→ **Data rows**
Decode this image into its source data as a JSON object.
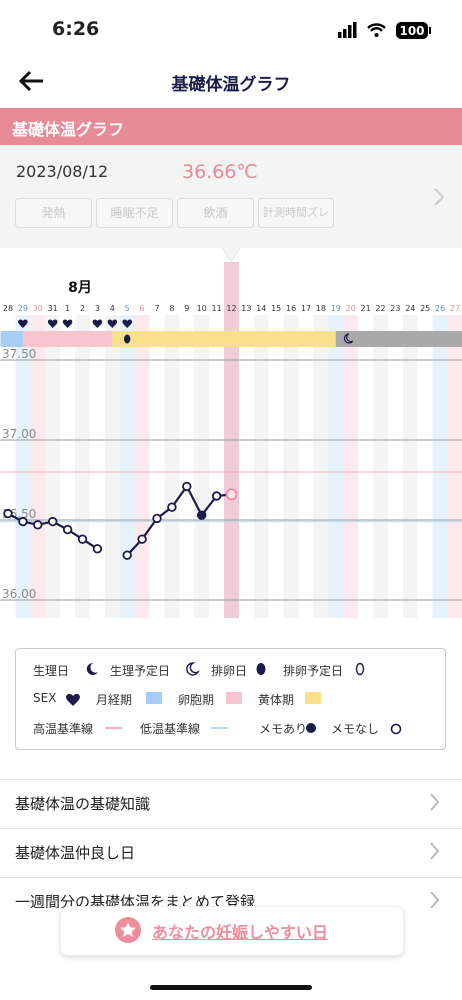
{
  "status": {
    "time": "6:26",
    "battery": "100"
  },
  "nav": {
    "title": "基礎体温グラフ"
  },
  "section_title": "基礎体温グラフ",
  "record": {
    "date": "2023/08/12",
    "temperature": "36.66℃",
    "tags": [
      "発熱",
      "睡眠不足",
      "飲酒",
      "計測時間ズレ"
    ]
  },
  "chart_data": {
    "type": "line",
    "month": "8月",
    "categories": [
      "28",
      "29",
      "30",
      "31",
      "1",
      "2",
      "3",
      "4",
      "5",
      "6",
      "7",
      "8",
      "9",
      "10",
      "11",
      "12",
      "13",
      "14",
      "15",
      "16",
      "17",
      "18",
      "19",
      "20",
      "21",
      "22",
      "23",
      "24",
      "25",
      "26",
      "27"
    ],
    "series": [
      {
        "color": "#1c1c4a",
        "values": [
          36.54,
          36.49,
          36.47,
          36.49,
          36.44,
          36.38,
          36.32,
          null,
          36.28,
          36.38,
          36.51,
          36.58,
          36.71,
          36.53,
          36.65,
          36.66,
          null,
          null,
          null,
          null,
          null,
          null,
          null,
          null,
          null,
          null,
          null,
          null,
          null,
          null,
          null
        ]
      }
    ],
    "ylim": [
      35.9,
      37.6
    ],
    "yticks": [
      {
        "value": 36,
        "label": "36.00"
      },
      {
        "value": 36.5,
        "label": "36.50"
      },
      {
        "value": 37,
        "label": "37.00"
      },
      {
        "value": 37.5,
        "label": "37.50"
      }
    ],
    "grid": true,
    "high_base": 36.8,
    "low_base": 36.49
  },
  "legend": {
    "items": [
      "生理日",
      "生理予定日",
      "排卵日",
      "排卵予定日",
      "SEX",
      "月経期",
      "卵胞期",
      "黄体期",
      "高温基準線",
      "低温基準線",
      "メモあり",
      "メモなし"
    ]
  },
  "menu": [
    "基礎体温の基礎知識",
    "基礎体温仲良し日",
    "一週間分の基礎体温をまとめて登録"
  ],
  "cta": "あなたの妊娠しやすい日"
}
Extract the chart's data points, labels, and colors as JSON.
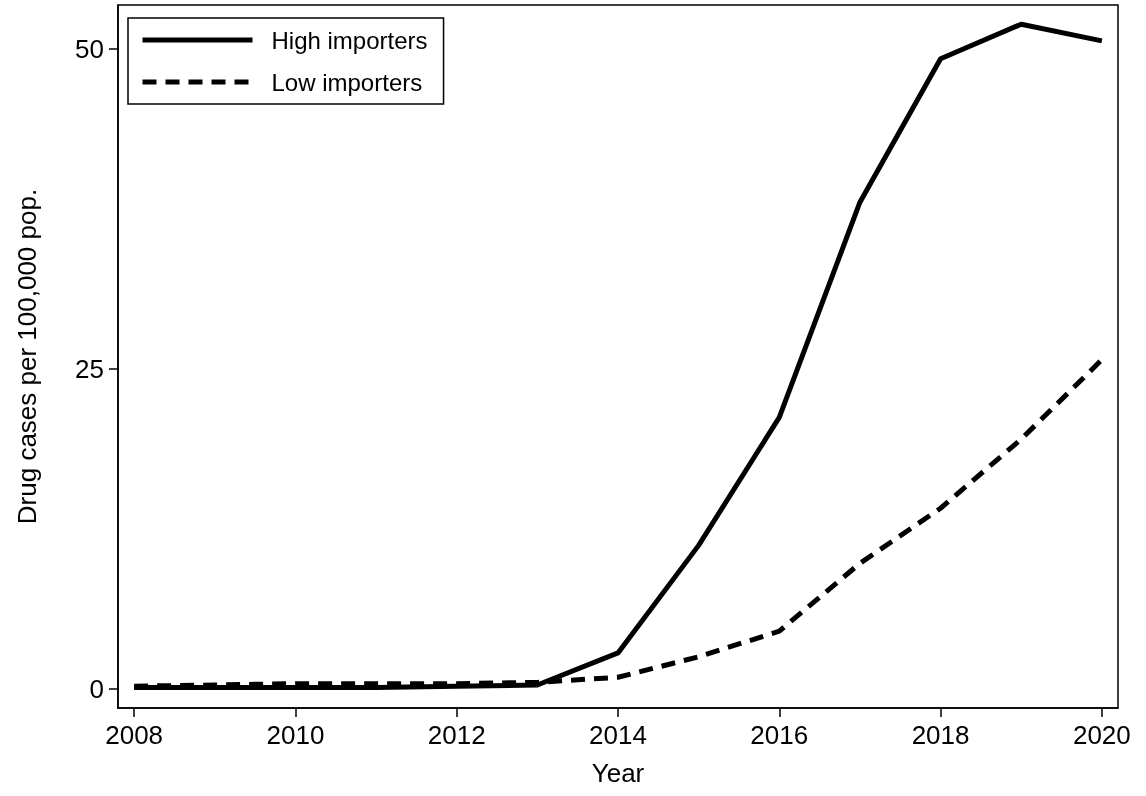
{
  "chart_data": {
    "type": "line",
    "xlabel": "Year",
    "ylabel": "Drug cases per 100,000 pop.",
    "x": [
      2008,
      2009,
      2010,
      2011,
      2012,
      2013,
      2014,
      2015,
      2016,
      2017,
      2018,
      2019,
      2020
    ],
    "series": [
      {
        "name": "High importers",
        "color": "#000000",
        "line_style": "solid",
        "values": [
          0.1,
          0.1,
          0.1,
          0.1,
          0.2,
          0.3,
          2.8,
          11.2,
          21.2,
          38.0,
          49.2,
          51.9,
          50.6
        ]
      },
      {
        "name": "Low importers",
        "color": "#000000",
        "line_style": "dashed",
        "values": [
          0.2,
          0.3,
          0.4,
          0.4,
          0.4,
          0.5,
          0.9,
          2.5,
          4.5,
          9.8,
          14.1,
          19.5,
          25.7
        ]
      }
    ],
    "xlim": [
      2007.8,
      2020.2
    ],
    "xticks": [
      2008,
      2010,
      2012,
      2014,
      2016,
      2018,
      2020
    ],
    "ylim": [
      -1.5,
      53.4
    ],
    "yticks": [
      0,
      25,
      50
    ],
    "grid": false,
    "legend": "top left",
    "marker": "none"
  }
}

→ **Exercise brief**
Repeat the material verbatim. Do not carry over any picture.

→ **Response for this exercise**
Decode this image into its source data as a JSON object.
{
  "status": {
    "time": "6:26",
    "battery": "100"
  },
  "nav": {
    "title": "基礎体温グラフ"
  },
  "section_title": "基礎体温グラフ",
  "record": {
    "date": "2023/08/12",
    "temperature": "36.66℃",
    "tags": [
      "発熱",
      "睡眠不足",
      "飲酒",
      "計測時間ズレ"
    ]
  },
  "chart_data": {
    "type": "line",
    "month": "8月",
    "categories": [
      "28",
      "29",
      "30",
      "31",
      "1",
      "2",
      "3",
      "4",
      "5",
      "6",
      "7",
      "8",
      "9",
      "10",
      "11",
      "12",
      "13",
      "14",
      "15",
      "16",
      "17",
      "18",
      "19",
      "20",
      "21",
      "22",
      "23",
      "24",
      "25",
      "26",
      "27"
    ],
    "series": [
      {
        "color": "#1c1c4a",
        "values": [
          36.54,
          36.49,
          36.47,
          36.49,
          36.44,
          36.38,
          36.32,
          null,
          36.28,
          36.38,
          36.51,
          36.58,
          36.71,
          36.53,
          36.65,
          36.66,
          null,
          null,
          null,
          null,
          null,
          null,
          null,
          null,
          null,
          null,
          null,
          null,
          null,
          null,
          null
        ]
      }
    ],
    "ylim": [
      35.9,
      37.6
    ],
    "yticks": [
      {
        "value": 36,
        "label": "36.00"
      },
      {
        "value": 36.5,
        "label": "36.50"
      },
      {
        "value": 37,
        "label": "37.00"
      },
      {
        "value": 37.5,
        "label": "37.50"
      }
    ],
    "grid": true,
    "high_base": 36.8,
    "low_base": 36.49
  },
  "legend": {
    "items": [
      "生理日",
      "生理予定日",
      "排卵日",
      "排卵予定日",
      "SEX",
      "月経期",
      "卵胞期",
      "黄体期",
      "高温基準線",
      "低温基準線",
      "メモあり",
      "メモなし"
    ]
  },
  "menu": [
    "基礎体温の基礎知識",
    "基礎体温仲良し日",
    "一週間分の基礎体温をまとめて登録"
  ],
  "cta": "あなたの妊娠しやすい日"
}
Extract the chart's data points, labels, and colors as JSON.
{
  "chart_data": {
    "type": "line",
    "xlabel": "Year",
    "ylabel": "Drug cases per 100,000 pop.",
    "x": [
      2008,
      2009,
      2010,
      2011,
      2012,
      2013,
      2014,
      2015,
      2016,
      2017,
      2018,
      2019,
      2020
    ],
    "series": [
      {
        "name": "High importers",
        "color": "#000000",
        "line_style": "solid",
        "values": [
          0.1,
          0.1,
          0.1,
          0.1,
          0.2,
          0.3,
          2.8,
          11.2,
          21.2,
          38.0,
          49.2,
          51.9,
          50.6
        ]
      },
      {
        "name": "Low importers",
        "color": "#000000",
        "line_style": "dashed",
        "values": [
          0.2,
          0.3,
          0.4,
          0.4,
          0.4,
          0.5,
          0.9,
          2.5,
          4.5,
          9.8,
          14.1,
          19.5,
          25.7
        ]
      }
    ],
    "xlim": [
      2007.8,
      2020.2
    ],
    "xticks": [
      2008,
      2010,
      2012,
      2014,
      2016,
      2018,
      2020
    ],
    "ylim": [
      -1.5,
      53.4
    ],
    "yticks": [
      0,
      25,
      50
    ],
    "grid": false,
    "legend": "top left",
    "marker": "none"
  }
}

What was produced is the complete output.